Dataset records

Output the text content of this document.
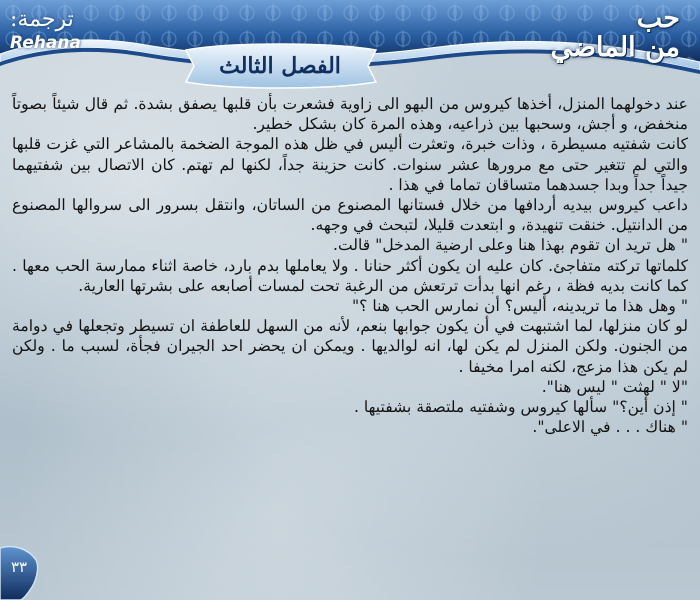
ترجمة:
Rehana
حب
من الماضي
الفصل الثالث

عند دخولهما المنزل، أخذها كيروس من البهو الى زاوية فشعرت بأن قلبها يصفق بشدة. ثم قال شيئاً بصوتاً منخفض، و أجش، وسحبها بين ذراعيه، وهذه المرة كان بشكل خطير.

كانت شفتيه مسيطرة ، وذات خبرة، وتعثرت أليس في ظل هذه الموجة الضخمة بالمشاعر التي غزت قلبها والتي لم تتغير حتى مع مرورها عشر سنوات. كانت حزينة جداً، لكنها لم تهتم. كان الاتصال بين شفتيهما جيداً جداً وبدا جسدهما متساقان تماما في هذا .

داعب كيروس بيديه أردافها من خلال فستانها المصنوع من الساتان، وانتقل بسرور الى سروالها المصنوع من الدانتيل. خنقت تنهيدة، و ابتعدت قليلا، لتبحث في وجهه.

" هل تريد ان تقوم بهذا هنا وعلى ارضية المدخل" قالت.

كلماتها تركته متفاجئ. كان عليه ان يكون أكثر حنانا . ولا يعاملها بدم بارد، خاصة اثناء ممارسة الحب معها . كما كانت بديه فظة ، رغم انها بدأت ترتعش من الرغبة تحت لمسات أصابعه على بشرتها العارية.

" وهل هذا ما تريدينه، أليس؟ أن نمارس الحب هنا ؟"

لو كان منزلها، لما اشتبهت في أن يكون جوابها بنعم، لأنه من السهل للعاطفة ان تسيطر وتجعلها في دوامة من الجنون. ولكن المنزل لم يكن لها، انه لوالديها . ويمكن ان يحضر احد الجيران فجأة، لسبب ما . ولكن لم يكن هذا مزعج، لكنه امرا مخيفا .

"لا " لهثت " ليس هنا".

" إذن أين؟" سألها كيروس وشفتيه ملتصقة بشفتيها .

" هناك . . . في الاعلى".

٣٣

...

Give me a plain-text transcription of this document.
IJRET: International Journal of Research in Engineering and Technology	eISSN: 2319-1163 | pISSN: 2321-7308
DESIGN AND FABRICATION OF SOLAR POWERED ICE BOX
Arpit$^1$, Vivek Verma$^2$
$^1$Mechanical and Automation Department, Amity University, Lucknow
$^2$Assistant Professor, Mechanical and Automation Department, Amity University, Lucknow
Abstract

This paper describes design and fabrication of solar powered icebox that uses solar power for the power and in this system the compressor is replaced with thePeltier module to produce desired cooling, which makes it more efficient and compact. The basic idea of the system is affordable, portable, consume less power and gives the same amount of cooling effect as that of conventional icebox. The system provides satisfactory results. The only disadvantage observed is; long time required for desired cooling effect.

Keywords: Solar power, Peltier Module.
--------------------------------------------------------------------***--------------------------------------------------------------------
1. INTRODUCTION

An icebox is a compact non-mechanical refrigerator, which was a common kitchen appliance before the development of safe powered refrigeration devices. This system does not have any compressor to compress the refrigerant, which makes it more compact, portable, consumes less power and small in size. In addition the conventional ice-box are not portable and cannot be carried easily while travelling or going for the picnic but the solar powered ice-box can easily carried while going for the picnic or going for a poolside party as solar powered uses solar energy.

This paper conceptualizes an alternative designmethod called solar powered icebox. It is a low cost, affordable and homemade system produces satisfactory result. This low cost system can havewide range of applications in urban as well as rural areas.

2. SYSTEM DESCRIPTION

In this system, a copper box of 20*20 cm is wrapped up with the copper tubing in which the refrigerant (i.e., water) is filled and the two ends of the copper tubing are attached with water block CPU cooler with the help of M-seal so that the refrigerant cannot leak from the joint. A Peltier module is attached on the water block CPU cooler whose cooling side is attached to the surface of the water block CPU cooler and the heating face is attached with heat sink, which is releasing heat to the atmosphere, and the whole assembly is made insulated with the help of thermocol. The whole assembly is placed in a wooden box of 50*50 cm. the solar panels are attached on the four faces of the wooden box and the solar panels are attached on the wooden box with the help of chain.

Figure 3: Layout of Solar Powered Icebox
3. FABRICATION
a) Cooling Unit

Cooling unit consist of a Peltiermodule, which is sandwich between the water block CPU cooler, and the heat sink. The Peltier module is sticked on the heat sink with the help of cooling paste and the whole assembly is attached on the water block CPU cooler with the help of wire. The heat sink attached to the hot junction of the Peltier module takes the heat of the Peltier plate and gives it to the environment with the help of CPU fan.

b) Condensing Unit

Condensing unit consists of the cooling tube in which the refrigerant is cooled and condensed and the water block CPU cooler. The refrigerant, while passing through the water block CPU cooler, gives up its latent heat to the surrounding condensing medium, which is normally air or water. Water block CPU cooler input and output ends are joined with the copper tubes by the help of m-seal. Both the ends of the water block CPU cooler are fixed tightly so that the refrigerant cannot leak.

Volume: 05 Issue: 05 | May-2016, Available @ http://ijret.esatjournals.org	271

* TASK TO CARRY OUT *
Look above for lines with the word "Department" and copy them all.

* RESULT *
$^1$Mechanical and Automation Department, Amity University, Lucknow
$^2$Assistant Professor, Mechanical and Automation Department, Amity University, Lucknow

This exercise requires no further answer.